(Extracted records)
▬▬▬▬▬▬
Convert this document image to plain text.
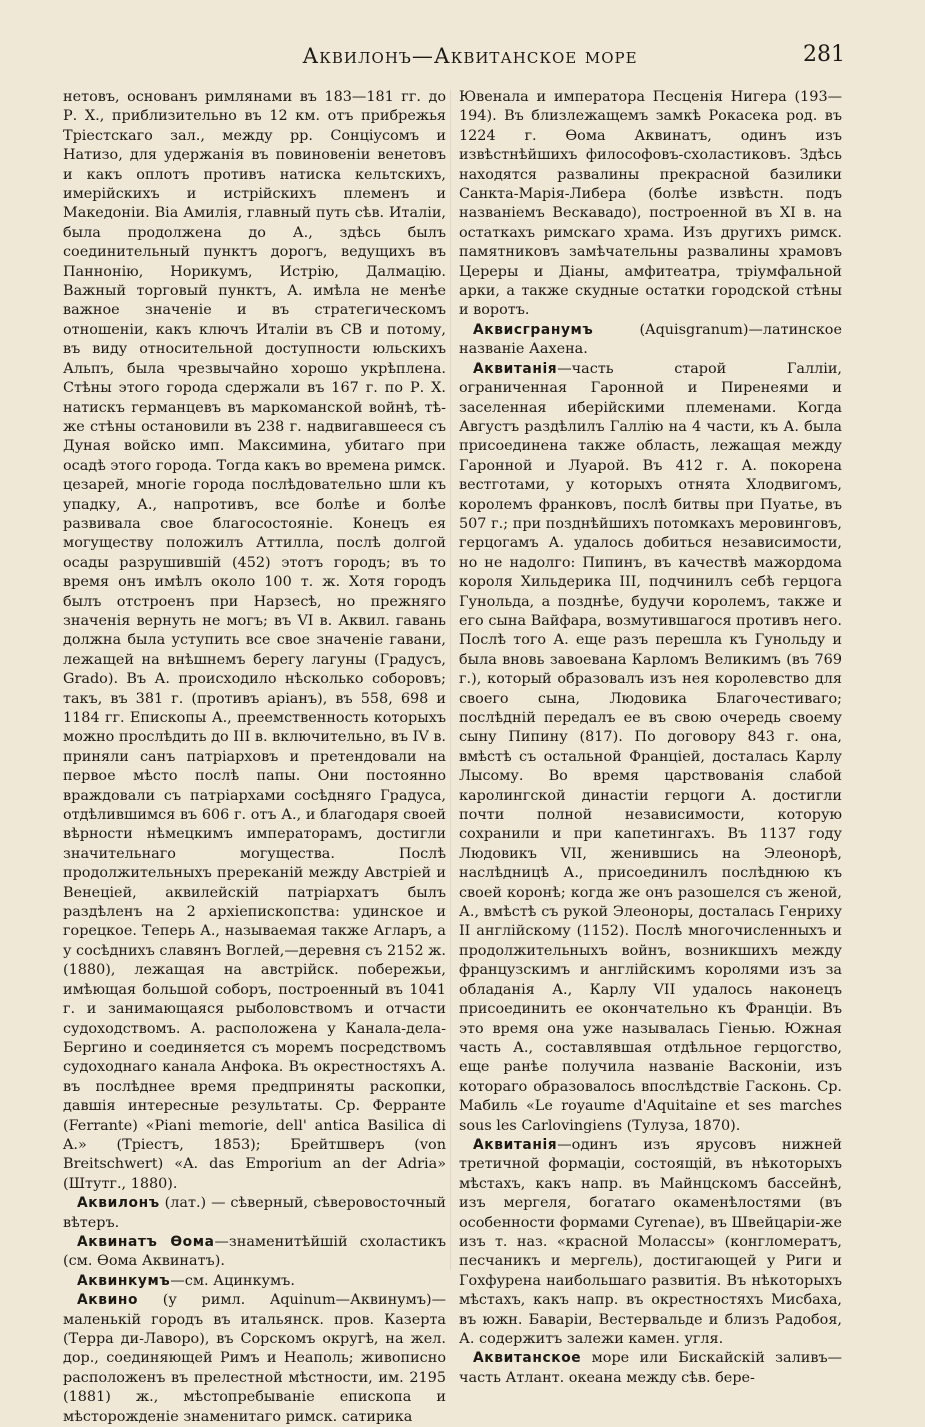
Аквилонъ—Аквитанское море	281

нетовъ, основанъ римлянами въ 183—181 гг. до Р. Х., приблизительно въ 12 км. отъ прибрежья Тріестскаго зал., между рр. Сонціусомъ и Натизо, для удержанія въ повиновеніи венетовъ и какъ оплотъ противъ натиска кельтскихъ, имерійскихъ и истрійскихъ племенъ и Македоніи. Віа Амилія, главный путь сѣв. Италіи, была продолжена до А., здѣсь былъ соединительный пунктъ дорогъ, ведущихъ въ Паннонію, Норикумъ, Истрію, Далмацію. Важный торговый пунктъ, А. имѣла не менѣе важное значеніе и въ стратегическомъ отношеніи, какъ ключъ Италіи въ СВ и потому, въ виду относительной доступности юльскихъ Альпъ, была чрезвычайно хорошо укрѣплена. Стѣны этого города сдержали въ 167 г. по Р. Х. натискъ германцевъ въ маркоманской войнѣ, тѣ-же стѣны остановили въ 238 г. надвигавшееся съ Дуная войско имп. Максимина, убитаго при осадѣ этого города. Тогда какъ во времена римск. цезарей, многіе города послѣдовательно шли къ упадку, А., напротивъ, все болѣе и болѣе развивала свое благосостояніе. Конецъ ея могуществу положилъ Аттилла, послѣ долгой осады разрушившій (452) этотъ городъ; въ то время онъ имѣлъ около 100 т. ж. Хотя городъ былъ отстроенъ при Нарзесѣ, но прежняго значенія вернуть не могъ; въ VI в. Аквил. гавань должна была уступить все свое значеніе гавани, лежащей на внѣшнемъ берегу лагуны (Градусъ, Grado). Въ А. происходило нѣсколько соборовъ; такъ, въ 381 г. (противъ аріанъ), въ 558, 698 и 1184 гг. Епископы А., преемственность которыхъ можно прослѣдить до III в. включительно, въ IV в. приняли санъ патріарховъ и претендовали на первое мѣсто послѣ папы. Они постоянно враждовали съ патріархами сосѣдняго Градуса, отдѣлившимся въ 606 г. отъ А., и благодаря своей вѣрности нѣмецкимъ императорамъ, достигли значительнаго могущества. Послѣ продолжительныхъ пререканій между Австріей и Венеціей, аквилейскій патріархатъ былъ раздѣленъ на 2 архіепископства: удинское и горецкое. Теперь А., называемая также Агларъ, а у сосѣднихъ славянъ Воглей,—деревня съ 2152 ж. (1880), лежащая на австрійск. побережьи, имѣющая большой соборъ, построенный въ 1041 г. и занимающаяся рыболовствомъ и отчасти судоходствомъ. А. расположена у Канала-дела-Бергино и соединяется съ моремъ посредствомъ судоходнаго канала Анфока. Въ окрестностяхъ А. въ послѣднее время предприняты раскопки, давшія интересные результаты. Ср. Феррантe (Ferrante) «Piani memorie, dell' antica Basilica di A.» (Тріестъ, 1853); Брейтшверъ (von Breitschwert) «A. das Emporium an der Adria» (Штутг., 1880).

Аквилонъ (лат.) — сѣверный, сѣверовосточный вѣтеръ.

Аквинатъ Ѳома—знаменитѣйшій схоластикъ (см. Ѳома Аквинатъ).

Аквинкумъ—см. Ацинкумъ.

Аквино (у римл. Aquinum—Аквинумъ)—маленькій городъ въ итальянск. пров. Казерта (Терра ди-Лаворо), въ Сорскомъ округѣ, на жел. дор., соединяющей Римъ и Неаполь; живописно расположенъ въ прелестной мѣстности, им. 2195 (1881) ж., мѣстопребываніе епископа и мѣсторожденіе знаменитаго римск. сатирика

Ювенала и императора Песценія Нигера (193—194). Въ близлежащемъ замкѣ Рокасека род. въ 1224 г. Ѳома Аквинатъ, одинъ изъ извѣстнѣйшихъ философовъ-схоластиковъ. Здѣсь находятся развалины прекрасной базилики Санкта-Марія-Либера (болѣе извѣстн. подъ названіемъ Вескавадо), построенной въ XI в. на остаткахъ римскаго храма. Изъ другихъ римск. памятниковъ замѣчательны развалины храмовъ Цереры и Діаны, амфитеатра, тріумфальной арки, а также скудные остатки городской стѣны и воротъ.

Аквисгранумъ (Aquisgranum)—латинское названіе Аахена.

Аквитанія—часть старой Галліи, ограниченная Гаронной и Пиренеями и заселенная иберійскими племенами. Когда Августъ раздѣлилъ Галлію на 4 части, къ А. была присоединена также область, лежащая между Гаронной и Луарой. Въ 412 г. А. покорена вестготами, у которыхъ отнята Хлодвигомъ, королемъ франковъ, послѣ битвы при Пуатье, въ 507 г.; при позднѣйшихъ потомкахъ меровинговъ, герцогамъ А. удалось добиться независимости, но не надолго: Пипинъ, въ качествѣ мажордома короля Хильдерика III, подчинилъ себѣ герцога Гунольда, а позднѣе, будучи королемъ, также и его сына Вайфара, возмутившагося противъ него. Послѣ того А. еще разъ перешла къ Гунольду и была вновь завоевана Карломъ Великимъ (въ 769 г.), который образовалъ изъ нея королевство для своего сына, Людовика Благочестиваго; послѣдній передалъ ее въ свою очередь своему сыну Пипину (817). По договору 843 г. она, вмѣстѣ съ остальной Франціей, досталась Карлу Лысому. Во время царствованія слабой каролингской династіи герцоги А. достигли почти полной независимости, которую сохранили и при капетингахъ. Въ 1137 году Людовикъ VII, женившись на Элеонорѣ, наслѣдницѣ А., присоединилъ послѣднюю къ своей коронѣ; когда же онъ разошелся съ женой, А., вмѣстѣ съ рукой Элеоноры, досталась Генриху II англійскому (1152). Послѣ многочисленныхъ и продолжительныхъ войнъ, возникшихъ между французскимъ и англійскимъ королями изъ за обладанія А., Карлу VII удалось наконецъ присоединить ее окончательно къ Франціи. Въ это время она уже называлась Гіенью. Южная часть А., составлявшая отдѣльное герцогство, еще ранѣе получила названіе Васконіи, изъ котораго образовалось впослѣдствіе Гасконь. Ср. Мабиль «Le royaume d'Aquitaine et ses marches sous les Carlovingiens (Тулуза, 1870).

Аквитанія—одинъ изъ ярусовъ нижней третичной формаціи, состоящій, въ нѣкоторыхъ мѣстахъ, какъ напр. въ Майнцскомъ бассейнѣ, изъ мергеля, богатаго окаменѣлостями (въ особенности формами Cyrenae), въ Швейцаріи-же изъ т. наз. «красной Молассы» (конгломератъ, песчаникъ и мергель), достигающей у Риги и Гохфурена наибольшаго развитія. Въ нѣкоторыхъ мѣстахъ, какъ напр. въ окрестностяхъ Мисбаха, въ южн. Баваріи, Вестервальде и близъ Радобоя, А. содержитъ залежи камен. угля.

Аквитанское море или Бискайскій заливъ—часть Атлант. океана между сѣв. бере-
▬▬▬▬▬▬
Copy each line exactly, and leave the pictures out of your copy.

Convert this document image to plain text.
Аквилонъ—Аквитанское море	281

нетовъ, основанъ римлянами въ 183—181 гг. до Р. Х., приблизительно въ 12 км. отъ прибрежья Тріестскаго зал., между рр. Сонціусомъ и Натизо, для удержанія въ повиновеніи венетовъ и какъ оплотъ противъ натиска кельтскихъ, имерійскихъ и истрійскихъ племенъ и Македоніи. Віа Амилія, главный путь сѣв. Италіи, была продолжена до А., здѣсь былъ соединительный пунктъ дорогъ, ведущихъ въ Паннонію, Норикумъ, Истрію, Далмацію. Важный торговый пунктъ, А. имѣла не менѣе важное значеніе и въ стратегическомъ отношеніи, какъ ключъ Италіи въ СВ и потому, въ виду относительной доступности юльскихъ Альпъ, была чрезвычайно хорошо укрѣплена. Стѣны этого города сдержали въ 167 г. по Р. Х. натискъ германцевъ въ маркоманской войнѣ, тѣ-же стѣны остановили въ 238 г. надвигавшееся съ Дуная войско имп. Максимина, убитаго при осадѣ этого города. Тогда какъ во времена римск. цезарей, многіе города послѣдовательно шли къ упадку, А., напротивъ, все болѣе и болѣе развивала свое благосостояніе. Конецъ ея могуществу положилъ Аттилла, послѣ долгой осады разрушившій (452) этотъ городъ; въ то время онъ имѣлъ около 100 т. ж. Хотя городъ былъ отстроенъ при Нарзесѣ, но прежняго значенія вернуть не могъ; въ VI в. Аквил. гавань должна была уступить все свое значеніе гавани, лежащей на внѣшнемъ берегу лагуны (Градусъ, Grado). Въ А. происходило нѣсколько соборовъ; такъ, въ 381 г. (противъ аріанъ), въ 558, 698 и 1184 гг. Епископы А., преемственность которыхъ можно прослѣдить до III в. включительно, въ IV в. приняли санъ патріарховъ и претендовали на первое мѣсто послѣ папы. Они постоянно враждовали съ патріархами сосѣдняго Градуса, отдѣлившимся въ 606 г. отъ А., и благодаря своей вѣрности нѣмецкимъ императорамъ, достигли значительнаго могущества. Послѣ продолжительныхъ пререканій между Австріей и Венеціей, аквилейскій патріархатъ былъ раздѣленъ на 2 архіепископства: удинское и горецкое. Теперь А., называемая также Агларъ, а у сосѣднихъ славянъ Воглей,—деревня съ 2152 ж. (1880), лежащая на австрійск. побережьи, имѣющая большой соборъ, построенный въ 1041 г. и занимающаяся рыболовствомъ и отчасти судоходствомъ. А. расположена у Канала-дела-Бергино и соединяется съ моремъ посредствомъ судоходнаго канала Анфока. Въ окрестностяхъ А. въ послѣднее время предприняты раскопки, давшія интересные результаты. Ср. Феррантe (Ferrante) «Piani memorie, dell' antica Basilica di A.» (Тріестъ, 1853); Брейтшверъ (von Breitschwert) «A. das Emporium an der Adria» (Штутг., 1880).

Аквилонъ (лат.) — сѣверный, сѣверовосточный вѣтеръ.

Аквинатъ Ѳома—знаменитѣйшій схоластикъ (см. Ѳома Аквинатъ).

Аквинкумъ—см. Ацинкумъ.

Аквино (у римл. Aquinum—Аквинумъ)—маленькій городъ въ итальянск. пров. Казерта (Терра ди-Лаворо), въ Сорскомъ округѣ, на жел. дор., соединяющей Римъ и Неаполь; живописно расположенъ въ прелестной мѣстности, им. 2195 (1881) ж., мѣстопребываніе епископа и мѣсторожденіе знаменитаго римск. сатирика

Ювенала и императора Песценія Нигера (193—194). Въ близлежащемъ замкѣ Рокасека род. въ 1224 г. Ѳома Аквинатъ, одинъ изъ извѣстнѣйшихъ философовъ-схоластиковъ. Здѣсь находятся развалины прекрасной базилики Санкта-Марія-Либера (болѣе извѣстн. подъ названіемъ Вескавадо), построенной въ XI в. на остаткахъ римскаго храма. Изъ другихъ римск. памятниковъ замѣчательны развалины храмовъ Цереры и Діаны, амфитеатра, тріумфальной арки, а также скудные остатки городской стѣны и воротъ.

Аквисгранумъ (Aquisgranum)—латинское названіе Аахена.

Аквитанія—часть старой Галліи, ограниченная Гаронной и Пиренеями и заселенная иберійскими племенами. Когда Августъ раздѣлилъ Галлію на 4 части, къ А. была присоединена также область, лежащая между Гаронной и Луарой. Въ 412 г. А. покорена вестготами, у которыхъ отнята Хлодвигомъ, королемъ франковъ, послѣ битвы при Пуатье, въ 507 г.; при позднѣйшихъ потомкахъ меровинговъ, герцогамъ А. удалось добиться независимости, но не надолго: Пипинъ, въ качествѣ мажордома короля Хильдерика III, подчинилъ себѣ герцога Гунольда, а позднѣе, будучи королемъ, также и его сына Вайфара, возмутившагося противъ него. Послѣ того А. еще разъ перешла къ Гунольду и была вновь завоевана Карломъ Великимъ (въ 769 г.), который образовалъ изъ нея королевство для своего сына, Людовика Благочестиваго; послѣдній передалъ ее въ свою очередь своему сыну Пипину (817). По договору 843 г. она, вмѣстѣ съ остальной Франціей, досталась Карлу Лысому. Во время царствованія слабой каролингской династіи герцоги А. достигли почти полной независимости, которую сохранили и при капетингахъ. Въ 1137 году Людовикъ VII, женившись на Элеонорѣ, наслѣдницѣ А., присоединилъ послѣднюю къ своей коронѣ; когда же онъ разошелся съ женой, А., вмѣстѣ съ рукой Элеоноры, досталась Генриху II англійскому (1152). Послѣ многочисленныхъ и продолжительныхъ войнъ, возникшихъ между французскимъ и англійскимъ королями изъ за обладанія А., Карлу VII удалось наконецъ присоединить ее окончательно къ Франціи. Въ это время она уже называлась Гіенью. Южная часть А., составлявшая отдѣльное герцогство, еще ранѣе получила названіе Васконіи, изъ котораго образовалось впослѣдствіе Гасконь. Ср. Мабиль «Le royaume d'Aquitaine et ses marches sous les Carlovingiens (Тулуза, 1870).

Аквитанія—одинъ изъ ярусовъ нижней третичной формаціи, состоящій, въ нѣкоторыхъ мѣстахъ, какъ напр. въ Майнцскомъ бассейнѣ, изъ мергеля, богатаго окаменѣлостями (въ особенности формами Cyrenae), въ Швейцаріи-же изъ т. наз. «красной Молассы» (конгломератъ, песчаникъ и мергель), достигающей у Риги и Гохфурена наибольшаго развитія. Въ нѣкоторыхъ мѣстахъ, какъ напр. въ окрестностяхъ Мисбаха, въ южн. Баваріи, Вестервальде и близъ Радобоя, А. содержитъ залежи камен. угля.

Аквитанское море или Бискайскій заливъ—часть Атлант. океана между сѣв. бере-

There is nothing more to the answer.